• Passage to read:

“Beech Leaf Disease” is a newly discovered plant disease spreading to beech trees across Northeast Ohio. Credit: Courtesy of Carrie Ewing

Beech trees are dying and Ohio State scientists are looking to find a solution to the mysterious deadly disease that is causing it.

Provisionally named “Beech Leaf Disease,” or BLD, this unidentified and potentially lethal tree illness causes beech leaves to curl and fall off prematurely. Since its discovery in 2012, the disease has spread from Lake County, Ohio, to 10 other counties across Ohio, Pennsylvania, New York and southern Ontario.

According to a paper published in “Forest Pathology,” symptoms of BLD initially manifest as dark green bands on the lower leaves of the tree. As symptoms spread throughout the tree, the leaves begin to wrinkle and die along with branches.

“We are quite worried,” Pierluigi Bonello, a professor of plant pathology at Ohio State and an author of the paper, said. “Beech forests run all the way from New England down to Georgia, so it’s a very important species.”

Eventually, the tree could die, with increased mortality rates for younger trees. Because of BLD’s rapid and unexpected spread, scientists like Bonello are calling for “substantial resources” to be invested toward understanding this disease and identifying its cause.

• Material shown:

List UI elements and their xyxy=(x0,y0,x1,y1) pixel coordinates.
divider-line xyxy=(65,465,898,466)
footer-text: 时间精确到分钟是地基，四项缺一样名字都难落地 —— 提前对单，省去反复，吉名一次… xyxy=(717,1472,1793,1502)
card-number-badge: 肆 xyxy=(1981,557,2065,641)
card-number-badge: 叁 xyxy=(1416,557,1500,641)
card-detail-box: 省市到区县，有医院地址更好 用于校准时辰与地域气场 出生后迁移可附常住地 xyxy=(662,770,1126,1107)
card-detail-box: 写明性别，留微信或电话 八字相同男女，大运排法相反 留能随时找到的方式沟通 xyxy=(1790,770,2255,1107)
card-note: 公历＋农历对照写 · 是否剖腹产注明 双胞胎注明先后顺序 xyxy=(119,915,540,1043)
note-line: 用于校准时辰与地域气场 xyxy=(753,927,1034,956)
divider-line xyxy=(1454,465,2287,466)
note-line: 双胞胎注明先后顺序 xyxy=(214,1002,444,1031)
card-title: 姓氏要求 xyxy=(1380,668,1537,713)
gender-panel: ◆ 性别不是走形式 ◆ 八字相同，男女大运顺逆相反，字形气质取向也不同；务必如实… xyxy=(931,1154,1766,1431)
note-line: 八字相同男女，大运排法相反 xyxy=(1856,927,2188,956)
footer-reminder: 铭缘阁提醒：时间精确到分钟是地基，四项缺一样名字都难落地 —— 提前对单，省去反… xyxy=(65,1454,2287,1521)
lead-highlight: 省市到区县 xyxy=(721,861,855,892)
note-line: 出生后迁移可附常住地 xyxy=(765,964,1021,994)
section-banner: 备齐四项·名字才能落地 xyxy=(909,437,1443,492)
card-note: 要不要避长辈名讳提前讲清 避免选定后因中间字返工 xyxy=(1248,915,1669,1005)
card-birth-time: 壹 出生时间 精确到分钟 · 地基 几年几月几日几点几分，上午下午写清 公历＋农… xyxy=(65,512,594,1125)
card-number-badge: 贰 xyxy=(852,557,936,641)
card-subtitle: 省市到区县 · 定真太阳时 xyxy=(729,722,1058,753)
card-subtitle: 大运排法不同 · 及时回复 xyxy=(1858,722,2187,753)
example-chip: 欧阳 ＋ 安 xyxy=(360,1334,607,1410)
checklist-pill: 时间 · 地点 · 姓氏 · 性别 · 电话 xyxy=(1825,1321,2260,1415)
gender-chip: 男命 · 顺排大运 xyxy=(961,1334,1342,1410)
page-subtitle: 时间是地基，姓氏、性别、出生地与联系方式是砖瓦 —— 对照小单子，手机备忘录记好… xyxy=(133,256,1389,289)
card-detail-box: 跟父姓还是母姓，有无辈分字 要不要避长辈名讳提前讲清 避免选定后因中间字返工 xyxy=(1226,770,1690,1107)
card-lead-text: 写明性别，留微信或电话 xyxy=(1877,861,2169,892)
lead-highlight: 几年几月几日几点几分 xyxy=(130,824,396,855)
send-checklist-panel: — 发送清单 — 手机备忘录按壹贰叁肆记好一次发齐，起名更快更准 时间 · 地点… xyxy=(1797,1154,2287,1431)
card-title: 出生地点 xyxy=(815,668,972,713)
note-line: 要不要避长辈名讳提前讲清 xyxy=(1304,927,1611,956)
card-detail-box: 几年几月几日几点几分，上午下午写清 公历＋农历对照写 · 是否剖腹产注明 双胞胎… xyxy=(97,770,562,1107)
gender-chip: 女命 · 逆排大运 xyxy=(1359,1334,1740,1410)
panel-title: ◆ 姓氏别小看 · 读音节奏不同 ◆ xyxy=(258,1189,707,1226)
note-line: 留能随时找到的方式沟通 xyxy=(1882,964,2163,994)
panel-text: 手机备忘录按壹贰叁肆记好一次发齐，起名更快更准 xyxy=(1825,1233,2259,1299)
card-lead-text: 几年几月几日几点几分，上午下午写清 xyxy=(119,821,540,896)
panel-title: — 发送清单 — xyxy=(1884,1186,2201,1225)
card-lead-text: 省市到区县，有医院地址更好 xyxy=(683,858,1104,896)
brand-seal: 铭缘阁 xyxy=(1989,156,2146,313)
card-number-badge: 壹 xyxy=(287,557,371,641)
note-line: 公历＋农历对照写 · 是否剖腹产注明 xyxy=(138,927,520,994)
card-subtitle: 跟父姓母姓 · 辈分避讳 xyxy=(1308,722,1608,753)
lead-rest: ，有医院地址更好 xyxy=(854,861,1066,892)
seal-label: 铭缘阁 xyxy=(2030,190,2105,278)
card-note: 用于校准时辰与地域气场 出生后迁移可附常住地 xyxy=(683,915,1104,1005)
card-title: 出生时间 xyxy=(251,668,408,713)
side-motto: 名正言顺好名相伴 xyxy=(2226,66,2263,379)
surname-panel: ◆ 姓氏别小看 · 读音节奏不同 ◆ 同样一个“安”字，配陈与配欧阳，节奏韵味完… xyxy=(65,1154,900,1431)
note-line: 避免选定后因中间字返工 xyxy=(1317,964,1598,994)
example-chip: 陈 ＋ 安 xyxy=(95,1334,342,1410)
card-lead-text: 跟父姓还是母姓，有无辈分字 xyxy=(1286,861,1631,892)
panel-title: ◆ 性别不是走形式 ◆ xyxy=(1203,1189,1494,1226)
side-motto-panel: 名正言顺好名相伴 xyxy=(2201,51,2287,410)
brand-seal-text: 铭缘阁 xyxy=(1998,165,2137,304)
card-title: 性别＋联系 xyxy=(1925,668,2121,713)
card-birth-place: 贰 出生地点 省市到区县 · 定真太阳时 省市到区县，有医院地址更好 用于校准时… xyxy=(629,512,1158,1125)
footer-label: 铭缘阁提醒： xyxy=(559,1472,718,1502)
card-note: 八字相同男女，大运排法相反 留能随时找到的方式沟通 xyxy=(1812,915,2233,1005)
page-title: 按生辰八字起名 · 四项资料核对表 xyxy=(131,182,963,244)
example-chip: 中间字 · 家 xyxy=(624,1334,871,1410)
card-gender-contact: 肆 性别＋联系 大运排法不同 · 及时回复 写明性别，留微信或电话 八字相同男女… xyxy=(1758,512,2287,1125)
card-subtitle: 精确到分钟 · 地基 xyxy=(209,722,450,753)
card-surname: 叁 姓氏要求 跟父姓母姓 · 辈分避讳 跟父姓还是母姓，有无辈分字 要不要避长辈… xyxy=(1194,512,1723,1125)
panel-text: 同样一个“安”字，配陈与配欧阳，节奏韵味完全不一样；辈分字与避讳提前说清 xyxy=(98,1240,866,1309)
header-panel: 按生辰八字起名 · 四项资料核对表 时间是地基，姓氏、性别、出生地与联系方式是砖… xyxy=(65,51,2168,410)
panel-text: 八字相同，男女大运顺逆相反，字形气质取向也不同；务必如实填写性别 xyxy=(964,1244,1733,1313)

• Directions:
a: Based on the beech leaf disease article, decide whether each statement agrees with the text, answering yes or no and quoting the deciding words: (i) The disease was discovered in 2012. (ii) Symptoms first appear on the upper leaves of the tree. (iii) Older trees face higher mortality rates than younger ones.
b: Rewrite the paragraph of the beech leaf disease article that begins "According to a paper published" more briefly, keeping its main facts.
c: Continue the beech leaf disease article from where it stops.

• Answers to the exercises:
a:
(i) Yes: "Since its discovery in 2012"
(ii) No: "symptoms of BLD initially manifest as dark green bands on the lower leaves of the tree"
(iii) No: "with increased mortality rates for younger trees"

b: A paper in "Forest Pathology" reports that BLD first shows as dark green bands on a tree's lower leaves; as it spreads, the leaves wrinkle and die, along with branches.

c:
“If you want to do justice to this issue, you’d be talking about millions of dollars invested in research,” Bonello said. “But right now, we are talking about a couple hundred thousand dollars. Our own project has been funded at only $100,000, and that includes overhead.”

Bonello said the issue currently lies in trying to identify the disease.

“So far, nobody has any strong evidence for any particular causal agent,” Bonello said.

Carrie Ewing, a Ph.D. candidate in Ohio State’s Environmental Sciences department and lead author of the paper in “Forest Pathology,” is involved in a project to determine whether bacteria, viruses, fungi or phytoplasma — a bacterial parasite known to cause diseases in plants — could be the pathogens involved. Alternatively, scientists with the U.S. Department of Agriculture forest service are trying to find out if a nematode — a parasitic roundworm — might be responsible.

Ewing said a widespread loss of beech trees could be devastating for the forest ecosystem of eastern North America.

“Beech trees provide habitat for bird species and many other woodland organisms,” Ewing said. “They also provide food through beech nuts to squirrels, bears and birds, among others.”

Additional cause for concern comes from the fact that the disease has appeared on European and Oriental beech tree species grown in American arboretums, Ewing said, suggesting a potential for the disease to spread to other parts of the world if proper precautions aren’t taken.

Bonello pointed toward a substantial number of cases where man has failed to stop plant pathogens before it was too late.

“You can mention chestnut blight, white pine blister rust, sudden oak death,” Bonello said. “There are plenty examples of pathogens that have been introduced that we have failed to either recognize initially, to contain, or to eradicate.”